CS 208 s21 — Learning Block #2

1. Bits and Bytes Practice
2. Why C?
- 2.1. Why learn C?
- 2.2. Why not use C?
3. Pointers
4. Homework

1 Bits and Bytes Practice

if our word size is 4 bits, how big is our address space? (how many different bytes can we refer to with the set of possible addresses) ¹
if the word size of a machine is 64-bits, which of the following is usually true? (pick all that apply) ²
- 64 bits is the size of a memory address
- 64 bits is the size of an integer
true or false: by looking at the bits stored in memory, I can tell if a particular 4 bytes is being used to represent an integer, floating point number, or string ³

for an int stored at address x100, which bytes would it consist of (i.e., which range of memory addresses)? ⁴
We store the value 0x1020304 as a word at address 0x100 in a big-endian, 64-bit machine. What is the byte of data stored at address 0x104?⁵
- Note: I have left off any leading zeros for this value

2 Why C?

2.1 Why learn C?

It helps you think like an actual computer (abstraction close to machine level) without dealing with raw machine code
You'll understand just how much Your Favorite Language provides
C is still widely used
C's pitfalls still fuel devastating reliability and security failures today (modern relevance, after a sense)

2.2 Why not use C?

Probably not the right language for your next personal project
It "gets out of the programmer's way" even when the programmer is unwittingly running toward a cliff
Advances in programming language design have produced languages that fix C's problems while keeping its strengths
- Rust is a good example

3 Pointers

3.1 First look

Take a look at this spreadsheet-based Memory diagram. First I'll go over how to read the diagram:

I've taken a section of memory 40-bytes long (address 0x00 to 0x27) and laid it out as a grid
- 10 rows of 4 bytes each
Each row goes from left to right, so to read all the bytes in consecutive order, you would follow a zig-zag pattern
- left to right on the bottom row, then back to the left byte of the next row up, and so on
The address of the first byte in each row is shown along the left-most column
Along the top is shown a byte offset
To get the address of a particular byte/spreadsheet cell, take the row address to the left and add the byte offset for the column
- So the 4 bytes in the bottom row are at addresses 0x00, 0x01 (0x00 + 0x01), 0x02 (0x00 + 0x02), and 0x03 (0x00 + 0x03)
- The 4 bytes on the row above that are at 0x04 (0x04 + 0x00), 0x04 (0x04 + 0x01), 0x06 (0x04 + 0x02), and 0x07 (0x04 + 0x03)

Next, let's go through the values in the diagram and what they mean:

This is a 32-bit example, meaning that the memory addresses are 32-bit (4 bytes) wide
I'm using little-endian byte ordering
The number 496 is stored at address 0x20 (240 = 0x1f0 = 0xf0 01 00 f0 using little endian)
A pointer stored at address 0x08 and points to the contents at address 0x20
A pointer to a pointer is stored at address 0x00
The number 12 is stored at address 0x10. Is it a pointer? How do we know values are pointers or not?

_Direction A_: Quote the records word for word, from their first line through the line containing "- label-mexico: México: [427, 652, 478, 669]", including both.
The course page and the records have nothing to do with each other.

_Provided records_:
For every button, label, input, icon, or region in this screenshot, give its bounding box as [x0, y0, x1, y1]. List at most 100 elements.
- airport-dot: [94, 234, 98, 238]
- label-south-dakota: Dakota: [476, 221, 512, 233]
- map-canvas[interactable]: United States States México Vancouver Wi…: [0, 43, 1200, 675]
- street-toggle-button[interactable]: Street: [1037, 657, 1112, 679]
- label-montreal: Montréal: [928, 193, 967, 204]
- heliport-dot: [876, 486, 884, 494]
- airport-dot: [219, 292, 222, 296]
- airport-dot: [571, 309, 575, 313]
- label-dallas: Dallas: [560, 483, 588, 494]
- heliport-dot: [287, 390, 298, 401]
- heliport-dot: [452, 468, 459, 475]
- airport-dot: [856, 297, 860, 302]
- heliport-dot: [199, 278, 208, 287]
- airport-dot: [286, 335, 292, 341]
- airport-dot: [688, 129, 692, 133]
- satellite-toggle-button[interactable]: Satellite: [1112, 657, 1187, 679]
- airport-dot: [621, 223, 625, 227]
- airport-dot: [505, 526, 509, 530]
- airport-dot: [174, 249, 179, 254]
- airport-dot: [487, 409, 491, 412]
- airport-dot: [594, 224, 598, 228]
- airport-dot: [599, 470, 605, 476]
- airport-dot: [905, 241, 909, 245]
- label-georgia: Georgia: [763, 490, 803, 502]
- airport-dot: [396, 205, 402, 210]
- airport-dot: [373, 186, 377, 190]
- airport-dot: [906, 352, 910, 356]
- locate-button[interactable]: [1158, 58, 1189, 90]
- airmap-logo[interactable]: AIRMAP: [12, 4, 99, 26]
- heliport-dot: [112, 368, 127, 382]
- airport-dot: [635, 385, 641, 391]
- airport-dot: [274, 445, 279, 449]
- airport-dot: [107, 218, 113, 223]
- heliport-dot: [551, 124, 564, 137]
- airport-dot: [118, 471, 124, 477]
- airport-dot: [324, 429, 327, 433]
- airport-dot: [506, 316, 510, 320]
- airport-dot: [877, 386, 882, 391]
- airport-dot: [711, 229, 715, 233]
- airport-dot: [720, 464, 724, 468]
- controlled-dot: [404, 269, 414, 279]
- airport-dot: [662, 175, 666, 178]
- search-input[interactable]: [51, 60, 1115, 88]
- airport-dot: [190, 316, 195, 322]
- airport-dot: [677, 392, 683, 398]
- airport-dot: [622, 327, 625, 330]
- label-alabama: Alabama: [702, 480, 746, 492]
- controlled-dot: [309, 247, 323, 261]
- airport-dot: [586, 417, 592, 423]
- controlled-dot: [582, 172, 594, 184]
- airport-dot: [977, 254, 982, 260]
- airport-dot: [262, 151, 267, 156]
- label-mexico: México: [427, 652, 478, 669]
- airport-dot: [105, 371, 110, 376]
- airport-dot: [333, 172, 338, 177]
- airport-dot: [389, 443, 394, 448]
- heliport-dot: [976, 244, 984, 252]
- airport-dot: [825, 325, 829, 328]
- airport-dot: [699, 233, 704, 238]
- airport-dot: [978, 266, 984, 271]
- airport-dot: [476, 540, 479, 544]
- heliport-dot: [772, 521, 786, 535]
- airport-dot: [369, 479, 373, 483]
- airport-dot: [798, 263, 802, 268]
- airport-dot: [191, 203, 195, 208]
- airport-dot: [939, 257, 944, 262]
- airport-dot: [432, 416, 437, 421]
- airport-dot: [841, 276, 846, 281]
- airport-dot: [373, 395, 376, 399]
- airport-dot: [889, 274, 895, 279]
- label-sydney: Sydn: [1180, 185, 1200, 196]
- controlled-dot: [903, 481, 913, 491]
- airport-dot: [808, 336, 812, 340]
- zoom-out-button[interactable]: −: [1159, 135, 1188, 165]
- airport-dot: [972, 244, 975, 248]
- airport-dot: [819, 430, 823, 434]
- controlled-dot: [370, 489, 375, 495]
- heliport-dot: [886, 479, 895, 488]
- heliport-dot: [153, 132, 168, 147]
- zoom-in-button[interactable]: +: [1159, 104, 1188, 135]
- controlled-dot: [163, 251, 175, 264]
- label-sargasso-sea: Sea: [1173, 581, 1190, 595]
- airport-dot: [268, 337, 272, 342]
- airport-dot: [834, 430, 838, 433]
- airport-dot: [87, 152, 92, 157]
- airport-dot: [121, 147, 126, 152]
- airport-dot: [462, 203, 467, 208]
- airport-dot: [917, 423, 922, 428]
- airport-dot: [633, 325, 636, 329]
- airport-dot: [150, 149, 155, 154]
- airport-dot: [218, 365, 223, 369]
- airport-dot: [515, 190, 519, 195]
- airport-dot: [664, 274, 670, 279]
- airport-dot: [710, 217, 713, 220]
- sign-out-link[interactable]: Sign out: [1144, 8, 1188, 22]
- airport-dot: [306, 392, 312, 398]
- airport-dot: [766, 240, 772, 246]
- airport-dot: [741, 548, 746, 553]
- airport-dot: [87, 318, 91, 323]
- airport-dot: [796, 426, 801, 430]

_Direction B_: In the course page's 32-bit memory diagram example, which byte ordering is used?

_Task solution A_:
For every button, label, input, icon, or region in this screenshot, give its bounding box as [x0, y0, x1, y1]. List at most 100 elements.
- airport-dot: [94, 234, 98, 238]
- label-south-dakota: Dakota: [476, 221, 512, 233]
- map-canvas[interactable]: United States States México Vancouver Wi…: [0, 43, 1200, 675]
- street-toggle-button[interactable]: Street: [1037, 657, 1112, 679]
- label-montreal: Montréal: [928, 193, 967, 204]
- heliport-dot: [876, 486, 884, 494]
- airport-dot: [219, 292, 222, 296]
- airport-dot: [571, 309, 575, 313]
- label-dallas: Dallas: [560, 483, 588, 494]
- heliport-dot: [287, 390, 298, 401]
- heliport-dot: [452, 468, 459, 475]
- airport-dot: [856, 297, 860, 302]
- heliport-dot: [199, 278, 208, 287]
- airport-dot: [286, 335, 292, 341]
- airport-dot: [688, 129, 692, 133]
- satellite-toggle-button[interactable]: Satellite: [1112, 657, 1187, 679]
- airport-dot: [621, 223, 625, 227]
- airport-dot: [505, 526, 509, 530]
- airport-dot: [174, 249, 179, 254]
- airport-dot: [487, 409, 491, 412]
- airport-dot: [594, 224, 598, 228]
- airport-dot: [599, 470, 605, 476]
- airport-dot: [905, 241, 909, 245]
- label-georgia: Georgia: [763, 490, 803, 502]
- airport-dot: [396, 205, 402, 210]
- airport-dot: [373, 186, 377, 190]
- airport-dot: [906, 352, 910, 356]
- locate-button[interactable]: [1158, 58, 1189, 90]
- airmap-logo[interactable]: AIRMAP: [12, 4, 99, 26]
- heliport-dot: [112, 368, 127, 382]
- airport-dot: [635, 385, 641, 391]
- airport-dot: [274, 445, 279, 449]
- airport-dot: [107, 218, 113, 223]
- heliport-dot: [551, 124, 564, 137]
- airport-dot: [118, 471, 124, 477]
- airport-dot: [324, 429, 327, 433]
- airport-dot: [506, 316, 510, 320]
- airport-dot: [877, 386, 882, 391]
- airport-dot: [711, 229, 715, 233]
- airport-dot: [720, 464, 724, 468]
- controlled-dot: [404, 269, 414, 279]
- airport-dot: [662, 175, 666, 178]
- search-input[interactable]: [51, 60, 1115, 88]
- airport-dot: [190, 316, 195, 322]
- airport-dot: [677, 392, 683, 398]
- airport-dot: [622, 327, 625, 330]
- label-alabama: Alabama: [702, 480, 746, 492]
- controlled-dot: [309, 247, 323, 261]
- airport-dot: [586, 417, 592, 423]
- controlled-dot: [582, 172, 594, 184]
- airport-dot: [977, 254, 982, 260]
- airport-dot: [262, 151, 267, 156]
- label-mexico: México: [427, 652, 478, 669]

_Task solution B_: Little-endian byte ordering.